(Annotations of page elements)
╔══

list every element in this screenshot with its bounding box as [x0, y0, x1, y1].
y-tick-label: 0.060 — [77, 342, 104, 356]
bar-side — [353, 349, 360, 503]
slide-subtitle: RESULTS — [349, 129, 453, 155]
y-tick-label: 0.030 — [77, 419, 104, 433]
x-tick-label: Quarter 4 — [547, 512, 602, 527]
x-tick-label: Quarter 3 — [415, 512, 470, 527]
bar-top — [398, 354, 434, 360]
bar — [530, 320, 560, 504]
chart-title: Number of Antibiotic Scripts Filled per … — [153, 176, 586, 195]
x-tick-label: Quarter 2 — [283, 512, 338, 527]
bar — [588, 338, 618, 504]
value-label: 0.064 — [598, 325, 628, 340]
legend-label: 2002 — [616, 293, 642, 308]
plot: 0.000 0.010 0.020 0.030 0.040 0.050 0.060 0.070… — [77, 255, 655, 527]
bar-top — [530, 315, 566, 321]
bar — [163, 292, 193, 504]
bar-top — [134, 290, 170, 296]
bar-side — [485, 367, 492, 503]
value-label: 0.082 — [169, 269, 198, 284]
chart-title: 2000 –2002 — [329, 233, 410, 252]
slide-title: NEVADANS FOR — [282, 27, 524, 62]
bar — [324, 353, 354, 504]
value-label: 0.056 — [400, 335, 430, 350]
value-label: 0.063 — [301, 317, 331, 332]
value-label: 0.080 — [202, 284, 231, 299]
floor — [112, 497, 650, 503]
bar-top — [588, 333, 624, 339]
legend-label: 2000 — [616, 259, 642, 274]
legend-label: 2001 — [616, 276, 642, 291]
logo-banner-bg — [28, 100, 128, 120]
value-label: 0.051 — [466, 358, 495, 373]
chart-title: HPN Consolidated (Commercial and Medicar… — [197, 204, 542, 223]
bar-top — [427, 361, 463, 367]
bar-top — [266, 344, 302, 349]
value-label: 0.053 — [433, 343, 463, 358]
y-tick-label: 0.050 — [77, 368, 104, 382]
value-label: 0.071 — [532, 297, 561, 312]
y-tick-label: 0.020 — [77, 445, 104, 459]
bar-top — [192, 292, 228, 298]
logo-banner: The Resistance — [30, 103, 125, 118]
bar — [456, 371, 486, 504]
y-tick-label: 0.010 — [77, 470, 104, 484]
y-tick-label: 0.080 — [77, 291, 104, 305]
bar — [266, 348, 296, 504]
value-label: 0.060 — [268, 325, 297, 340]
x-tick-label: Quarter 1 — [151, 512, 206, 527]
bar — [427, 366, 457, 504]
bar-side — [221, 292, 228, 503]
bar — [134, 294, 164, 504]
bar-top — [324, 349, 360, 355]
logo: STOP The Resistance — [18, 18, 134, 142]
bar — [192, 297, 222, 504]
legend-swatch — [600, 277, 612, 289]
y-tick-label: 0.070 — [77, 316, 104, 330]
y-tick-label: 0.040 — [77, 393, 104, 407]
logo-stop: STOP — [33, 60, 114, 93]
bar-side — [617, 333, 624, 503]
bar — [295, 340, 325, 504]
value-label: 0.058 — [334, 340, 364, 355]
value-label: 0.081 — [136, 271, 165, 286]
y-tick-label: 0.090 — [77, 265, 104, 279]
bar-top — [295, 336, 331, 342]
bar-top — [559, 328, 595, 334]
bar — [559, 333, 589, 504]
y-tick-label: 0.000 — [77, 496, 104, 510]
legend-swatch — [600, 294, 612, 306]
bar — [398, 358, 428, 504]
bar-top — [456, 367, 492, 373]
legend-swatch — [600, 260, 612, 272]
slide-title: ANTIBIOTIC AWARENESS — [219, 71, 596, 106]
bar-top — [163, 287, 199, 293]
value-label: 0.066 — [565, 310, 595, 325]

╚══

> _SHORT EXERCISE_: Please turn every line of the material above into a numbered list, leaving out any blank lines.

> _SOLUTION FOR THIS TASK_:
1. list every element in this screenshot with its bounding box as [x0, y0, x1, y1].
2. y-tick-label: 0.060 — [77, 342, 104, 356]
3. bar-side — [353, 349, 360, 503]
4. slide-subtitle: RESULTS — [349, 129, 453, 155]
5. y-tick-label: 0.030 — [77, 419, 104, 433]
6. x-tick-label: Quarter 4 — [547, 512, 602, 527]
7. x-tick-label: Quarter 3 — [415, 512, 470, 527]
8. bar-top — [398, 354, 434, 360]
9. bar — [530, 320, 560, 504]
10. chart-title: Number of Antibiotic Scripts Filled per … — [153, 176, 586, 195]
11. x-tick-label: Quarter 2 — [283, 512, 338, 527]
12. bar — [588, 338, 618, 504]
13. value-label: 0.064 — [598, 325, 628, 340]
14. legend-label: 2002 — [616, 293, 642, 308]
15. plot: 0.000 0.010 0.020 0.030 0.040 0.050 0.060 0.070… — [77, 255, 655, 527]
16. bar-top — [530, 315, 566, 321]
17. bar — [163, 292, 193, 504]
18. bar-top — [134, 290, 170, 296]
19. bar-side — [485, 367, 492, 503]
20. value-label: 0.082 — [169, 269, 198, 284]
21. chart-title: 2000 –2002 — [329, 233, 410, 252]
22. slide-title: NEVADANS FOR — [282, 27, 524, 62]
23. bar — [324, 353, 354, 504]
24. value-label: 0.056 — [400, 335, 430, 350]
25. value-label: 0.063 — [301, 317, 331, 332]
26. value-label: 0.080 — [202, 284, 231, 299]
27. floor — [112, 497, 650, 503]
28. bar-top — [588, 333, 624, 339]
29. legend-label: 2000 — [616, 259, 642, 274]
30. legend-label: 2001 — [616, 276, 642, 291]
31. logo-banner-bg — [28, 100, 128, 120]
32. value-label: 0.051 — [466, 358, 495, 373]
33. chart-title: HPN Consolidated (Commercial and Medicar… — [197, 204, 542, 223]
34. bar-top — [427, 361, 463, 367]
35. bar-top — [266, 344, 302, 349]
36. value-label: 0.053 — [433, 343, 463, 358]
37. y-tick-label: 0.050 — [77, 368, 104, 382]
38. value-label: 0.071 — [532, 297, 561, 312]
39. y-tick-label: 0.020 — [77, 445, 104, 459]
40. bar-top — [192, 292, 228, 298]
41. logo-banner: The Resistance — [30, 103, 125, 118]
42. bar — [456, 371, 486, 504]
43. y-tick-label: 0.010 — [77, 470, 104, 484]
44. y-tick-label: 0.080 — [77, 291, 104, 305]
45. bar — [266, 348, 296, 504]
46. value-label: 0.060 — [268, 325, 297, 340]
47. x-tick-label: Quarter 1 — [151, 512, 206, 527]
48. bar — [427, 366, 457, 504]
49. bar-side — [221, 292, 228, 503]
50. bar — [134, 294, 164, 504]
51. bar-top — [324, 349, 360, 355]
52. logo: STOP The Resistance — [18, 18, 134, 142]
53. bar — [192, 297, 222, 504]
54. legend-swatch — [600, 277, 612, 289]
55. y-tick-label: 0.070 — [77, 316, 104, 330]
56. y-tick-label: 0.040 — [77, 393, 104, 407]
57. logo-stop: STOP — [33, 60, 114, 93]
58. bar-side — [617, 333, 624, 503]
59. bar — [295, 340, 325, 504]
60. value-label: 0.058 — [334, 340, 364, 355]
61. value-label: 0.081 — [136, 271, 165, 286]
62. y-tick-label: 0.090 — [77, 265, 104, 279]
63. bar-top — [295, 336, 331, 342]
64. bar-top — [559, 328, 595, 334]
65. bar — [559, 333, 589, 504]
66. y-tick-label: 0.000 — [77, 496, 104, 510]
67. legend-swatch — [600, 294, 612, 306]
68. bar — [398, 358, 428, 504]
69. bar-top — [456, 367, 492, 373]
70. legend-swatch — [600, 260, 612, 272]
71. slide-title: ANTIBIOTIC AWARENESS — [219, 71, 596, 106]
72. bar-top — [163, 287, 199, 293]
73. value-label: 0.066 — [565, 310, 595, 325]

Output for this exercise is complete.